_TASK_
What's needed is an exact copy of the lines from the one that contains "OCR this image." to the end of the data below, leaving the pictures out.
# Start of PROVIDED RECORDS
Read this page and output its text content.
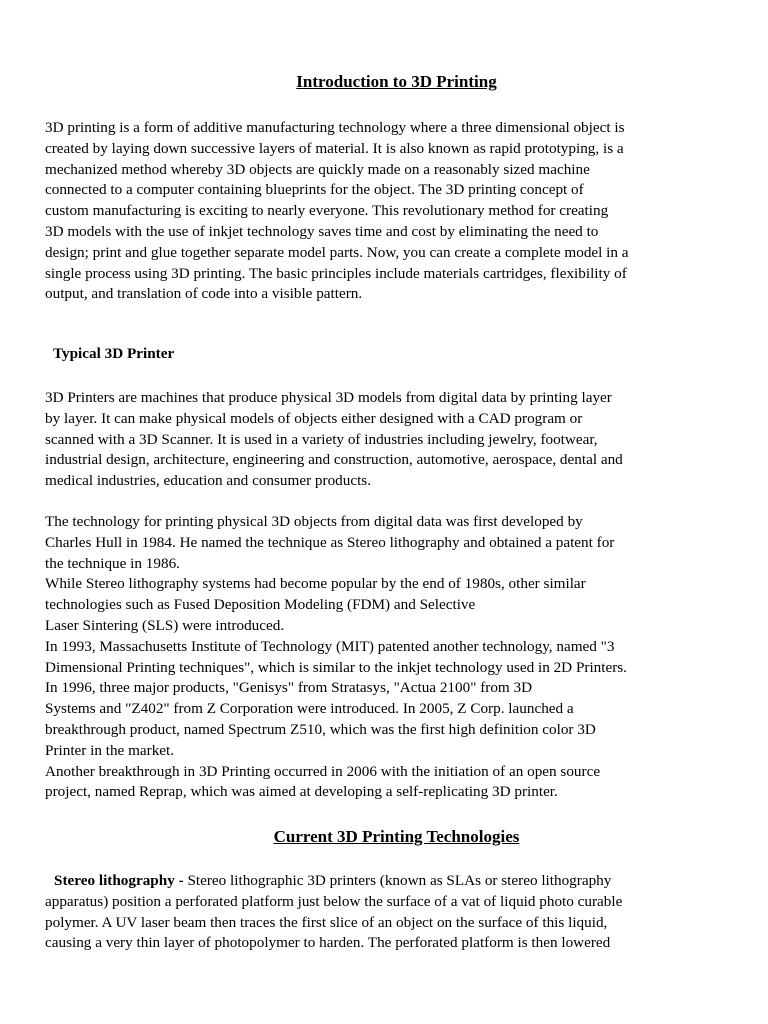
Introduction to 3D Printing

3D printing is a form of additive manufacturing technology where a three dimensional object is
created by laying down successive layers of material. It is also known as rapid prototyping, is a
mechanized method whereby 3D objects are quickly made on a reasonably sized machine
connected to a computer containing blueprints for the object. The 3D printing concept of
custom manufacturing is exciting to nearly everyone. This revolutionary method for creating
3D models with the use of inkjet technology saves time and cost by eliminating the need to
design; print and glue together separate model parts. Now, you can create a complete model in a
single process using 3D printing. The basic principles include materials cartridges, flexibility of
output, and translation of code into a visible pattern.

Typical 3D Printer

3D Printers are machines that produce physical 3D models from digital data by printing layer
by layer. It can make physical models of objects either designed with a CAD program or
scanned with a 3D Scanner. It is used in a variety of industries including jewelry, footwear,
industrial design, architecture, engineering and construction, automotive, aerospace, dental and
medical industries, education and consumer products.

The technology for printing physical 3D objects from digital data was first developed by
Charles Hull in 1984. He named the technique as Stereo lithography and obtained a patent for
the technique in 1986.
While Stereo lithography systems had become popular by the end of 1980s, other similar
technologies such as Fused Deposition Modeling (FDM) and Selective
Laser Sintering (SLS) were introduced.
In 1993, Massachusetts Institute of Technology (MIT) patented another technology, named "3
Dimensional Printing techniques", which is similar to the inkjet technology used in 2D Printers.
In 1996, three major products, "Genisys" from Stratasys, "Actua 2100" from 3D
Systems and "Z402" from Z Corporation were introduced. In 2005, Z Corp. launched a
breakthrough product, named Spectrum Z510, which was the first high definition color 3D
Printer in the market.
Another breakthrough in 3D Printing occurred in 2006 with the initiation of an open source
project, named Reprap, which was aimed at developing a self-replicating 3D printer.

Current 3D Printing Technologies

Stereo lithography - Stereo lithographic 3D printers (known as SLAs or stereo lithography
apparatus) position a perforated platform just below the surface of a vat of liquid photo curable
polymer. A UV laser beam then traces the first slice of an object on the surface of this liquid,
causing a very thin layer of photopolymer to harden. The perforated platform is then lowered
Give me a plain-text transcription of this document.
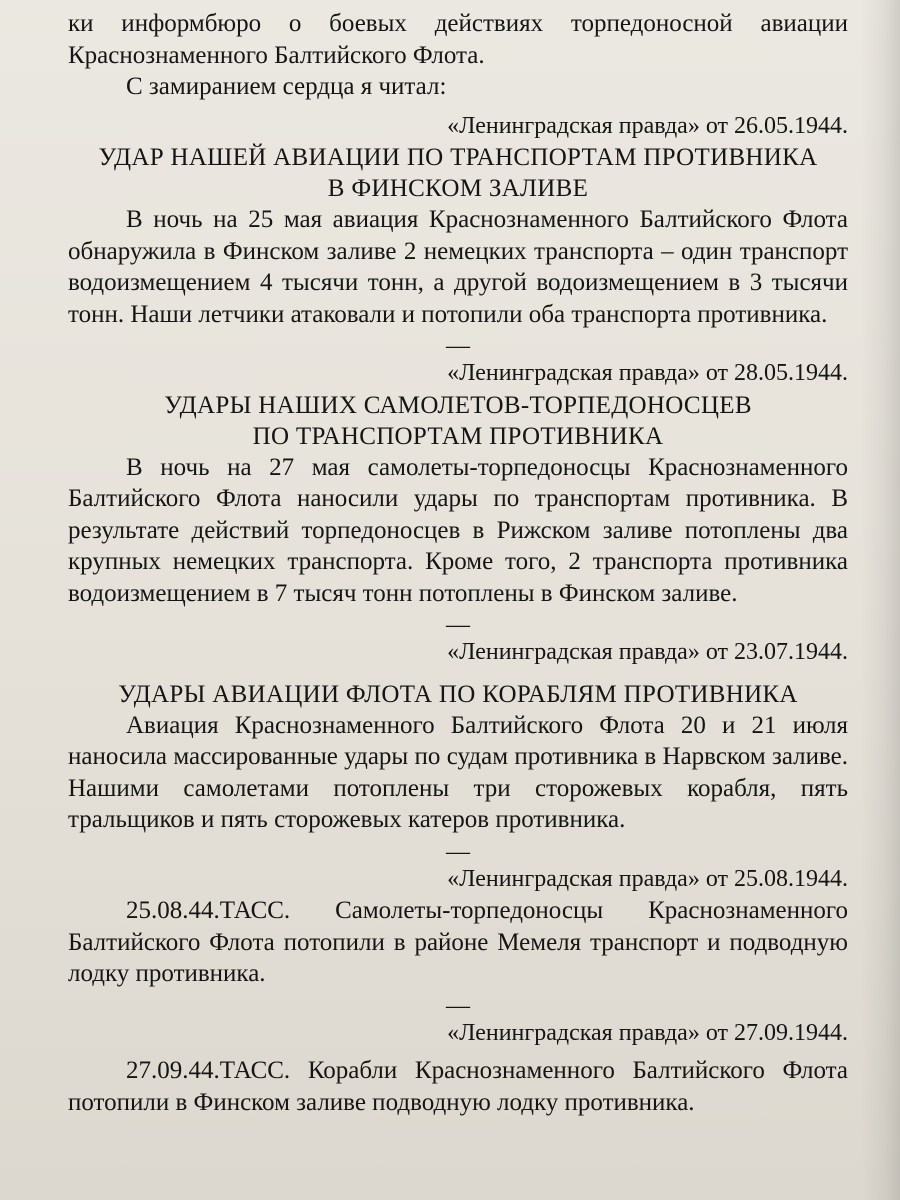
ки информбюро о боевых действиях торпедоносной авиации Краснознаменного Балтийского Флота.

С замиранием сердца я читал:

«Ленинградская правда» от 26.05.1944.

УДАР НАШЕЙ АВИАЦИИ ПО ТРАНСПОРТАМ ПРОТИВНИКА

В ФИНСКОМ ЗАЛИВЕ

В ночь на 25 мая авиация Краснознаменного Балтийского Флота обнаружила в Финском заливе 2 немецких транспорта – один транспорт водоизмещением 4 тысячи тонн, а другой водоизмещением в 3 тысячи тонн. Наши летчики атаковали и потопили оба транспорта противника.

—

«Ленинградская правда» от 28.05.1944.

УДАРЫ НАШИХ САМОЛЕТОВ-ТОРПЕДОНОСЦЕВ

ПО ТРАНСПОРТАМ ПРОТИВНИКА

В ночь на 27 мая самолеты-торпедоносцы Краснознаменного Балтийского Флота наносили удары по транспортам противника. В результате действий торпедоносцев в Рижском заливе потоплены два крупных немецких транспорта. Кроме того, 2 транспорта противника водоизмещением в 7 тысяч тонн потоплены в Финском заливе.

—

«Ленинградская правда» от 23.07.1944.

УДАРЫ АВИАЦИИ ФЛОТА ПО КОРАБЛЯМ ПРОТИВНИКА

Авиация Краснознаменного Балтийского Флота 20 и 21 июля наносила массированные удары по судам противника в Нарвском заливе. Нашими самолетами потоплены три сторожевых корабля, пять тральщиков и пять сторожевых катеров противника.

—

«Ленинградская правда» от 25.08.1944.

25.08.44.ТАСС. Самолеты-торпедоносцы Краснознаменного Балтийского Флота потопили в районе Мемеля транспорт и подводную лодку противника.

—

«Ленинградская правда» от 27.09.1944.

27.09.44.ТАСС. Корабли Краснознаменного Балтийского Флота потопили в Финском заливе подводную лодку противника.
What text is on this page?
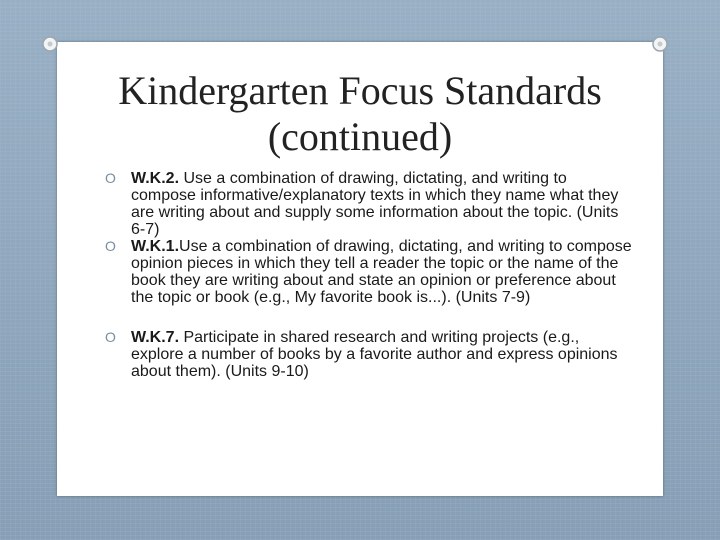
Kindergarten Focus Standards
(continued)
O W.K.2. Use a combination of drawing, dictating, and writing to compose informative/explanatory texts in which they name what they are writing about and supply some information about the topic. (Units 6-7)
O W.K.1.Use a combination of drawing, dictating, and writing to compose opinion pieces in which they tell a reader the topic or the name of the book they are writing about and state an opinion or preference about the topic or book (e.g., My favorite book is...). (Units 7-9)
O W.K.7. Participate in shared research and writing projects (e.g., explore a number of books by a favorite author and express opinions about them). (Units 9-10)
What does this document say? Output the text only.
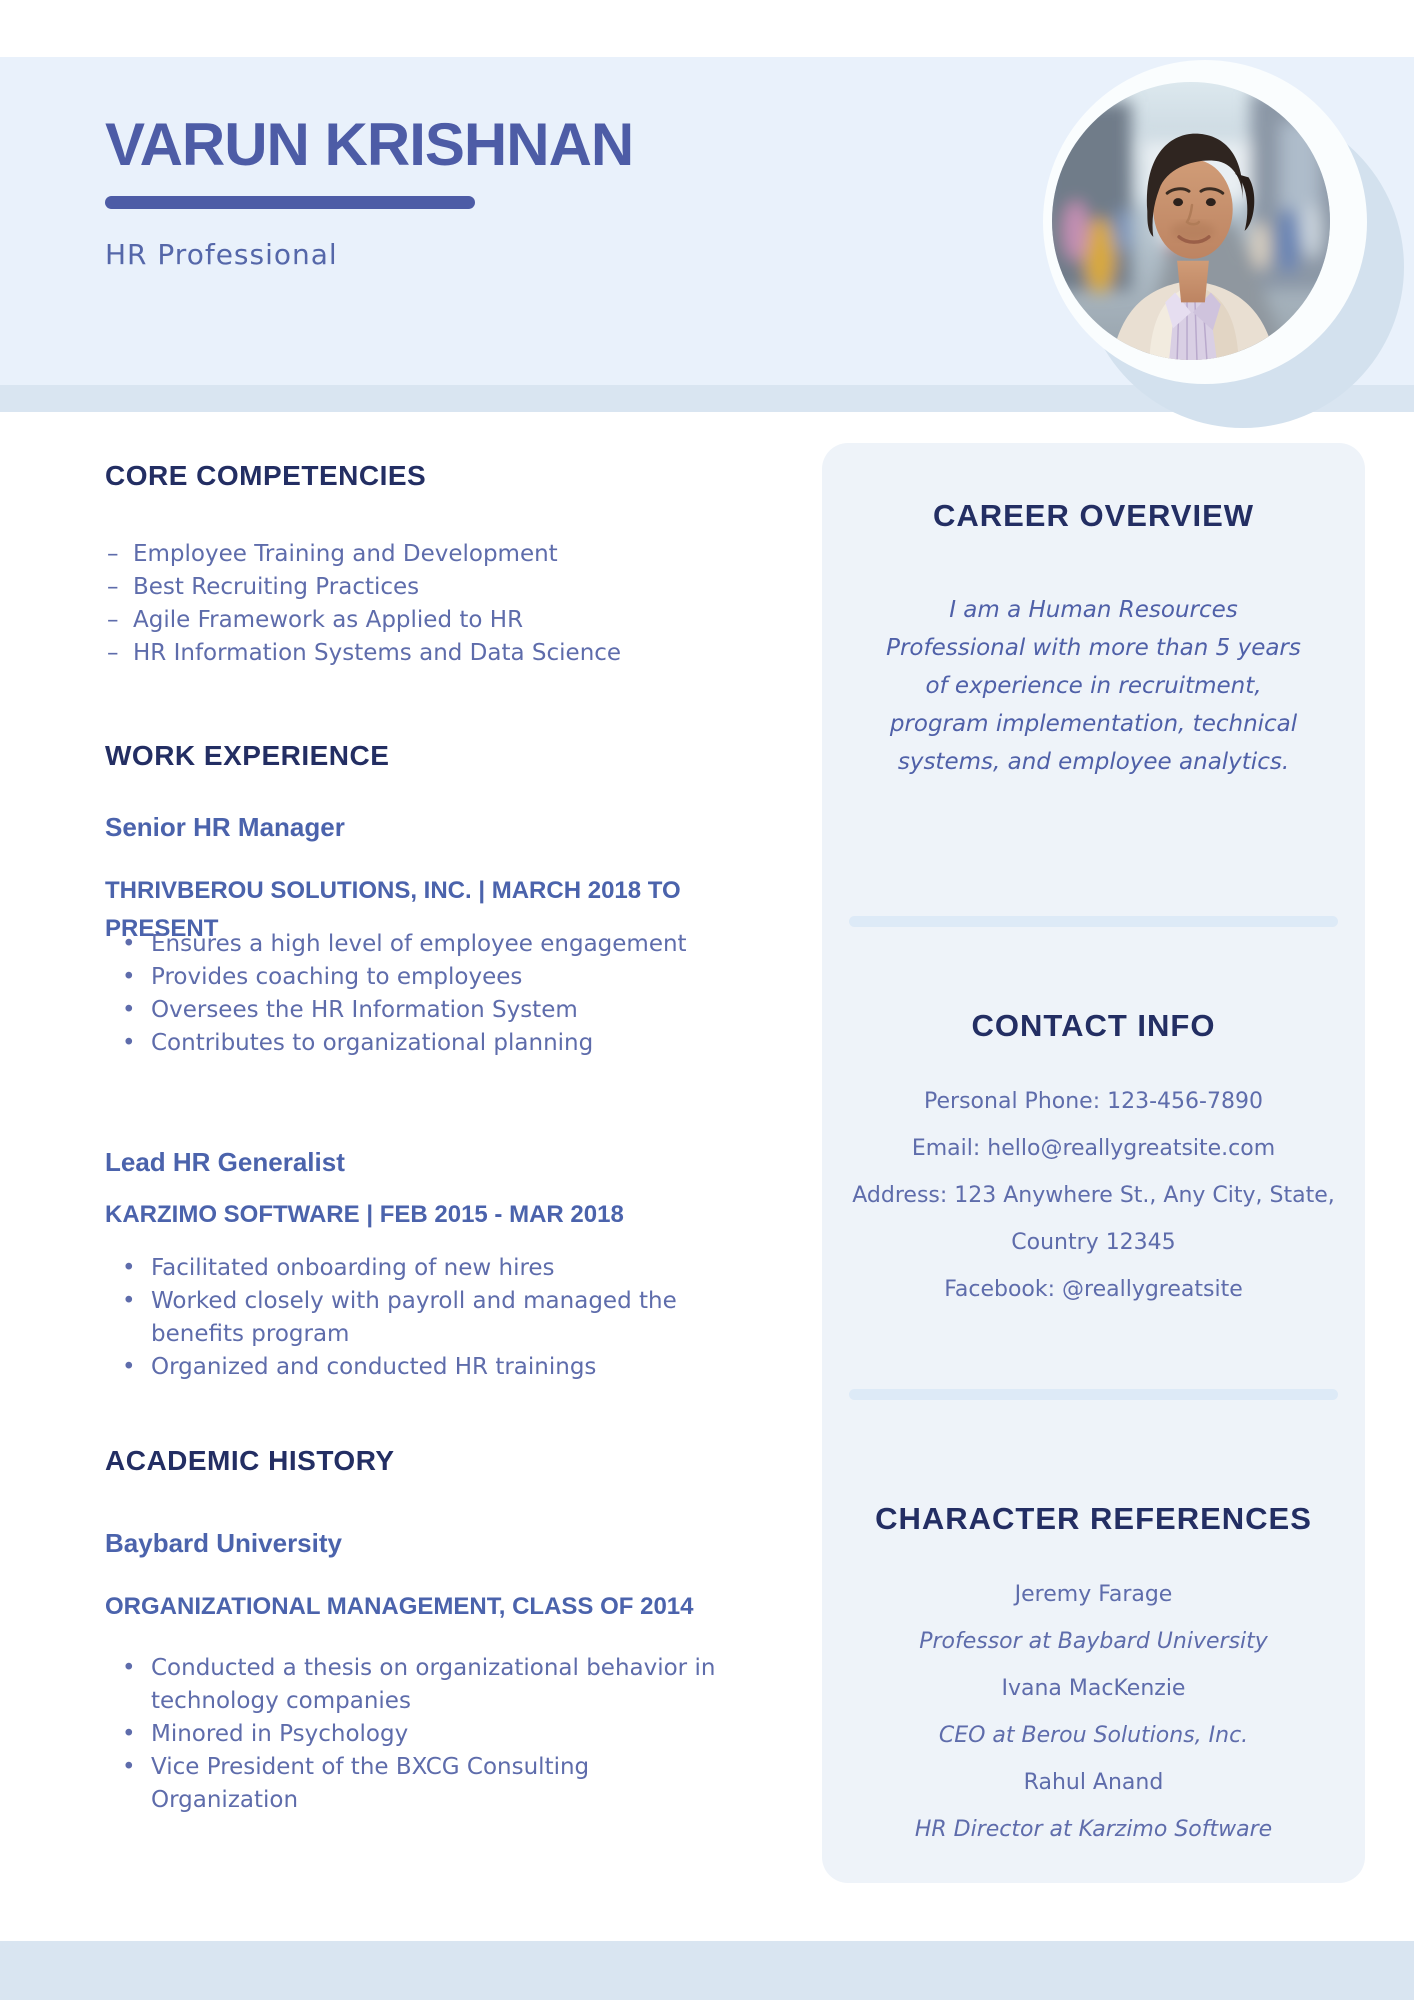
VARUN KRISHNAN
HR Professional
CORE COMPETENCIES
– Employee Training and Development
– Best Recruiting Practices
– Agile Framework as Applied to HR
– HR Information Systems and Data Science
WORK EXPERIENCE
Senior HR Manager
THRIVBEROU SOLUTIONS, INC. | MARCH 2018 TO PRESENT
• Ensures a high level of employee engagement
• Provides coaching to employees
• Oversees the HR Information System
• Contributes to organizational planning
Lead HR Generalist
KARZIMO SOFTWARE | FEB 2015 - MAR 2018
• Facilitated onboarding of new hires
• Worked closely with payroll and managed the benefits program
• Organized and conducted HR trainings
ACADEMIC HISTORY
Baybard University
ORGANIZATIONAL MANAGEMENT, CLASS OF 2014
• Conducted a thesis on organizational behavior in technology companies
• Minored in Psychology
• Vice President of the BXCG Consulting Organization
CAREER OVERVIEW
I am a Human Resources Professional with more than 5 years of experience in recruitment, program implementation, technical systems, and employee analytics.
CONTACT INFO
Personal Phone: 123-456-7890
Email: hello@reallygreatsite.com
Address: 123 Anywhere St., Any City, State, Country 12345
Facebook: @reallygreatsite
CHARACTER REFERENCES
Jeremy Farage
Professor at Baybard University
Ivana MacKenzie
CEO at Berou Solutions, Inc.
Rahul Anand
HR Director at Karzimo Software
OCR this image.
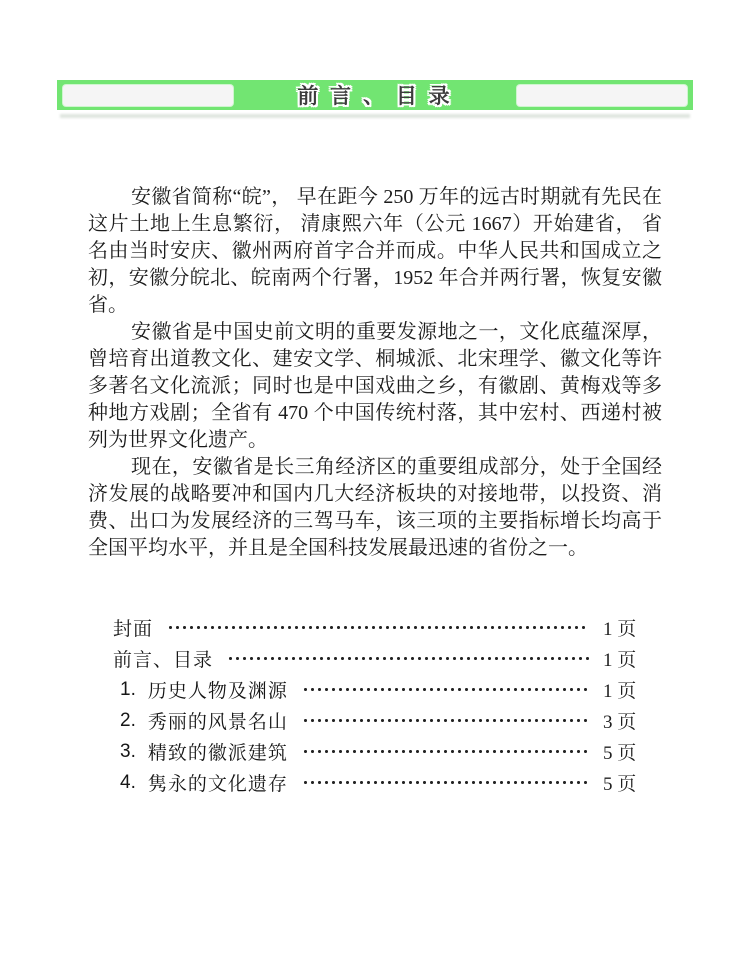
前 言 、 目 录

安徽省简称“皖”， 早在距今 250 万年的远古时期就有先民在这片土地上生息繁衍， 清康熙六年（公元 1667）开始建省， 省名由当时安庆、徽州两府首字合并而成。中华人民共和国成立之初，安徽分皖北、皖南两个行署，1952 年合并两行署，恢复安徽省。

安徽省是中国史前文明的重要发源地之一，文化底蕴深厚，曾培育出道教文化、建安文学、桐城派、北宋理学、徽文化等许多著名文化流派；同时也是中国戏曲之乡，有徽剧、黄梅戏等多种地方戏剧；全省有 470 个中国传统村落，其中宏村、西递村被列为世界文化遗产。

现在，安徽省是长三角经济区的重要组成部分，处于全国经济发展的战略要冲和国内几大经济板块的对接地带，以投资、消费、出口为发展经济的三驾马车，该三项的主要指标增长均高于全国平均水平，并且是全国科技发展最迅速的省份之一。

封面	1 页
前言、目录	1 页
1. 历史人物及渊源	1 页
2. 秀丽的风景名山	3 页
3. 精致的徽派建筑	5 页
4. 隽永的文化遗存	5 页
# End of PROVIDED RECORDS
_SOLVED PROBLEM_
OCR this image.
前 言 、 目 录

安徽省简称“皖”， 早在距今 250 万年的远古时期就有先民在这片土地上生息繁衍， 清康熙六年（公元 1667）开始建省， 省名由当时安庆、徽州两府首字合并而成。中华人民共和国成立之初，安徽分皖北、皖南两个行署，1952 年合并两行署，恢复安徽省。

安徽省是中国史前文明的重要发源地之一，文化底蕴深厚，曾培育出道教文化、建安文学、桐城派、北宋理学、徽文化等许多著名文化流派；同时也是中国戏曲之乡，有徽剧、黄梅戏等多种地方戏剧；全省有 470 个中国传统村落，其中宏村、西递村被列为世界文化遗产。

现在，安徽省是长三角经济区的重要组成部分，处于全国经济发展的战略要冲和国内几大经济板块的对接地带，以投资、消费、出口为发展经济的三驾马车，该三项的主要指标增长均高于全国平均水平，并且是全国科技发展最迅速的省份之一。

封面	1 页
前言、目录	1 页
1. 历史人物及渊源	1 页
2. 秀丽的风景名山	3 页
3. 精致的徽派建筑	5 页
4. 隽永的文化遗存	5 页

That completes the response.